**Data items:**
● ● ● ●
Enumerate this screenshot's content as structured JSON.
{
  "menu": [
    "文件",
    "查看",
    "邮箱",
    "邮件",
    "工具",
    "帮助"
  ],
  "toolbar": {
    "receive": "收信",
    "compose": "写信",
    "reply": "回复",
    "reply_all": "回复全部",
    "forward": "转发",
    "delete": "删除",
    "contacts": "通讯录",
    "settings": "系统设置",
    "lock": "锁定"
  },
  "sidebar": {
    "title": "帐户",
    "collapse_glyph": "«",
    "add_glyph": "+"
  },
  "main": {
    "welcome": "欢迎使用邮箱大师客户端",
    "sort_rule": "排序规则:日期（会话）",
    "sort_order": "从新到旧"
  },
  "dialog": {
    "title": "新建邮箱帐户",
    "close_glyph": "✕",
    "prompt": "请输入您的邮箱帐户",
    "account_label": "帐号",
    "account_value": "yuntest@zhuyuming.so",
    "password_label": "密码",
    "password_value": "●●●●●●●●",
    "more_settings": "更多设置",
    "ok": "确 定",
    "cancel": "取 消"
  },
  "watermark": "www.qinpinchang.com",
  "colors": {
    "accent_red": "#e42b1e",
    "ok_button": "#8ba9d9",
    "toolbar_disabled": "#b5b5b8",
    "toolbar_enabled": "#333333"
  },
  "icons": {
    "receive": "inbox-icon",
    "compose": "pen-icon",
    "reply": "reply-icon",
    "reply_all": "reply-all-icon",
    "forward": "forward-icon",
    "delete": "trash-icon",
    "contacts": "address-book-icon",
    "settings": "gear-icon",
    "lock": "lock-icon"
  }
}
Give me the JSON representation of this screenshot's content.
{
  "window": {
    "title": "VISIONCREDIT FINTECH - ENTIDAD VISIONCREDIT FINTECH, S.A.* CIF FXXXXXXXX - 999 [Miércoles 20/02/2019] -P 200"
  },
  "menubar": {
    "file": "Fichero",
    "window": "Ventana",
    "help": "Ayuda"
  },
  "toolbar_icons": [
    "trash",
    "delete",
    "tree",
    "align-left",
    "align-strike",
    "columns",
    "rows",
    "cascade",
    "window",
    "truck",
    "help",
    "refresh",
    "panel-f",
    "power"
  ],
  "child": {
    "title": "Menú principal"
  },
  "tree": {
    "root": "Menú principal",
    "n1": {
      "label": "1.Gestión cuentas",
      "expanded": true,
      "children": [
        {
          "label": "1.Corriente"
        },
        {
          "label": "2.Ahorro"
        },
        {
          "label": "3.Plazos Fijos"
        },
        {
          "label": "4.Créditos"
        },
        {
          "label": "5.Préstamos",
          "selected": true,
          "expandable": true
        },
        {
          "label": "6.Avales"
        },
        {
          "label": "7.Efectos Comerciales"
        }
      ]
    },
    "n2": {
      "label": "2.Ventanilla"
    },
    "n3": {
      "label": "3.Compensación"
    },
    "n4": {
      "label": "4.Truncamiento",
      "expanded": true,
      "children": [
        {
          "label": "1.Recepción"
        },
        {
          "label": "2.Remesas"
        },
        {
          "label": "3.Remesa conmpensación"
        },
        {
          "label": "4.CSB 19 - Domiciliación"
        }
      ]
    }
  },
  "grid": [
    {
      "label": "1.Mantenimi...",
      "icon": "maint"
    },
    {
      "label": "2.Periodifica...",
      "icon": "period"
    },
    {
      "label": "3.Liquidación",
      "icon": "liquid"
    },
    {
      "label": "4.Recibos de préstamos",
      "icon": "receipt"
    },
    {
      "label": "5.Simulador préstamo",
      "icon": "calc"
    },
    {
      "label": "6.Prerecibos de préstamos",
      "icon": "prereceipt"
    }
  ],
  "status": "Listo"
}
● ● ● ●
**AIM OF THE TASK:** Gather every line from the listing above in which the word "contacts" appears.

**RESPONSE TO THIS TASK:**
    "contacts": "通讯录",
    "contacts": "address-book-icon",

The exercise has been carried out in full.